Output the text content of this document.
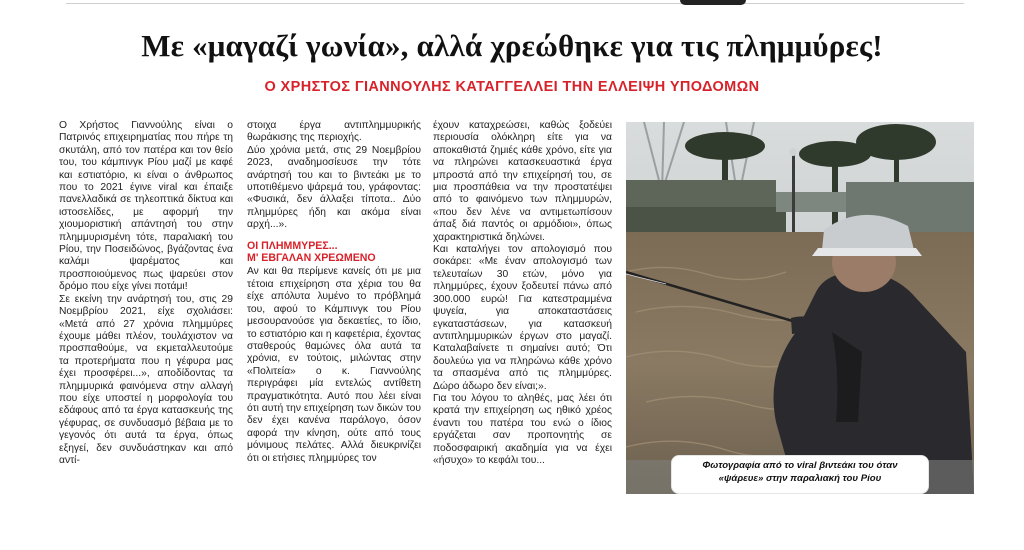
Με «μαγαζί γωνία», αλλά χρεώθηκε για τις πλημμύρες!
Ο ΧΡΗΣΤΟΣ ΓΙΑΝΝΟΥΛΗΣ ΚΑΤΑΓΓΕΛΛΕΙ ΤΗΝ ΕΛΛΕΙΨΗ ΥΠΟΔΟΜΩΝ

Ο Χρήστος Γιαννούλης είναι ο Πατρινός επιχειρηματίας που πήρε τη σκυτάλη, από τον πατέρα και τον θείο του, του κάμπινγκ Ρίου μαζί με καφέ και εστιατόριο, κι είναι ο άνθρωπος που το 2021 έγινε viral και έπαιξε πανελλαδικά σε τηλεοπτικά δίκτυα και ιστοσελίδες, με αφορμή την χιουμοριστική απάντησή του στην πλημμυρισμένη τότε, παραλιακή του Ρίου, την Ποσειδώνος, βγάζοντας ένα καλάμι ψαρέματος και προσποιούμενος πως ψαρεύει στον δρόμο που είχε γίνει ποτάμι!

Σε εκείνη την ανάρτησή του, στις 29 Νοεμβρίου 2021, είχε σχολιάσει: «Μετά από 27 χρόνια πλημμύρες έχουμε μάθει πλέον, τουλάχιστον να προσπαθούμε, να εκμεταλλευτούμε τα προτερήματα που η γέφυρα μας έχει προσφέρει...», αποδίδοντας τα πλημμυρικά φαινόμενα στην αλλαγή που είχε υποστεί η μορφολογία του εδάφους από τα έργα κατασκευής της γέφυρας, σε συνδυασμό βέβαια με το γεγονός ότι αυτά τα έργα, όπως εξηγεί, δεν συνδυάστηκαν και από αντί-

στοιχα έργα αντιπλημμυρικής θωράκισης της περιοχής.

Δύο χρόνια μετά, στις 29 Νοεμβρίου 2023, αναδημοσίευσε την τότε ανάρτησή του και το βιντεάκι με το υποτιθέμενο ψάρεμά του, γράφοντας: «Φυσικά, δεν άλλαξει τίποτα.. Δύο πλημμύρες ήδη και ακόμα είναι αρχή...».

ΟΙ ΠΛΗΜΜΥΡΕΣ...
Μ' ΕΒΓΑΛΑΝ ΧΡΕΩΜΕΝΟ

Αν και θα περίμενε κανείς ότι με μια τέτοια επιχείρηση στα χέρια του θα είχε απόλυτα λυμένο το πρόβλημά του, αφού το Κάμπινγκ του Ρίου μεσουρανούσε για δεκαετίες, το ίδιο, το εστιατόριο και η καφετέρια, έχοντας σταθερούς θαμώνες όλα αυτά τα χρόνια, εν τούτοις, μιλώντας στην «Πολιτεία» ο κ. Γιαννούλης περιγράφει μία εντελώς αντίθετη πραγματικότητα. Αυτό που λέει είναι ότι αυτή την επιχείρηση των δικών του δεν έχει κανένα παράλογο, όσον αφορά την κίνηση, ούτε από τους μόνιμους πελάτες. Αλλά διευκρινίζει ότι οι ετήσιες πλημμύρες τον

έχουν καταχρεώσει, καθώς ξοδεύει περιουσία ολόκληρη είτε για να αποκαθιστά ζημιές κάθε χρόνο, είτε για να πληρώνει κατασκευαστικά έργα μπροστά από την επιχείρησή του, σε μια προσπάθεια να την προστατέψει από το φαινόμενο των πλημμυρών, «που δεν λένε να αντιμετωπίσουν άπαξ διά παντός οι αρμόδιοι», όπως χαρακτηριστικά δηλώνει.

Και καταλήγει τον απολογισμό που σοκάρει: «Με έναν απολογισμό των τελευταίων 30 ετών, μόνο για πλημμύρες, έχουν ξοδευτεί πάνω από 300.000 ευρώ! Για κατεστραμμένα ψυγεία, για αποκαταστάσεις εγκαταστάσεων, για κατασκευή αντιπλημμυρικών έργων στο μαγαζί. Καταλαβαίνετε τι σημαίνει αυτό; Ότι δουλεύω για να πληρώνω κάθε χρόνο τα σπασμένα από τις πλημμύρες. Δώρο άδωρο δεν είναι;».

Για του λόγου το αληθές, μας λέει ότι κρατά την επιχείρηση ως ηθικό χρέος έναντι του πατέρα του ενώ ο ίδιος εργάζεται σαν προπονητής σε ποδοσφαιρική ακαδημία για να έχει «ήσυχο» το κεφάλι του...	Φωτογραφία από το viral βιντεάκι του όταν
«ψάρευε» στην παραλιακή του Ρίου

■ Required work:
Please copy every line from the entries that includes the word "είναι".

■ Final answer:
Ο Χρήστος Γιαννούλης είναι ο Πατρινός επιχειρηματίας που πήρε τη σκυτάλη, από τον πατέρα και τον θείο του, του κάμπινγκ Ρίου μαζί με καφέ και εστιατόριο, κι είναι ο άνθρωπος που το 2021 έγινε viral και έπαιξε πανελλαδικά σε τηλεοπτικά δίκτυα και ιστοσελίδες, με αφορμή την χιουμοριστική απάντησή του στην πλημμυρισμένη τότε, παραλιακή του Ρίου, την Ποσειδώνος, βγάζοντας ένα καλάμι ψαρέματος και προσποιούμενος πως ψαρεύει στον δρόμο που είχε γίνει ποτάμι!
Δύο χρόνια μετά, στις 29 Νοεμβρίου 2023, αναδημοσίευσε την τότε ανάρτησή του και το βιντεάκι με το υποτιθέμενο ψάρεμά του, γράφοντας: «Φυσικά, δεν άλλαξει τίποτα.. Δύο πλημμύρες ήδη και ακόμα είναι αρχή...».
Αν και θα περίμενε κανείς ότι με μια τέτοια επιχείρηση στα χέρια του θα είχε απόλυτα λυμένο το πρόβλημά του, αφού το Κάμπινγκ του Ρίου μεσουρανούσε για δεκαετίες, το ίδιο, το εστιατόριο και η καφετέρια, έχοντας σταθερούς θαμώνες όλα αυτά τα χρόνια, εν τούτοις, μιλώντας στην «Πολιτεία» ο κ. Γιαννούλης περιγράφει μία εντελώς αντίθετη πραγματικότητα. Αυτό που λέει είναι ότι αυτή την επιχείρηση των δικών του δεν έχει κανένα παράλογο, όσον αφορά την κίνηση, ούτε από τους μόνιμους πελάτες. Αλλά διευκρινίζει ότι οι ετήσιες πλημμύρες τον
Και καταλήγει τον απολογισμό που σοκάρει: «Με έναν απολογισμό των τελευταίων 30 ετών, μόνο για πλημμύρες, έχουν ξοδευτεί πάνω από 300.000 ευρώ! Για κατεστραμμένα ψυγεία, για αποκαταστάσεις εγκαταστάσεων, για κατασκευή αντιπλημμυρικών έργων στο μαγαζί. Καταλαβαίνετε τι σημαίνει αυτό; Ότι δουλεύω για να πληρώνω κάθε χρόνο τα σπασμένα από τις πλημμύρες. Δώρο άδωρο δεν είναι;».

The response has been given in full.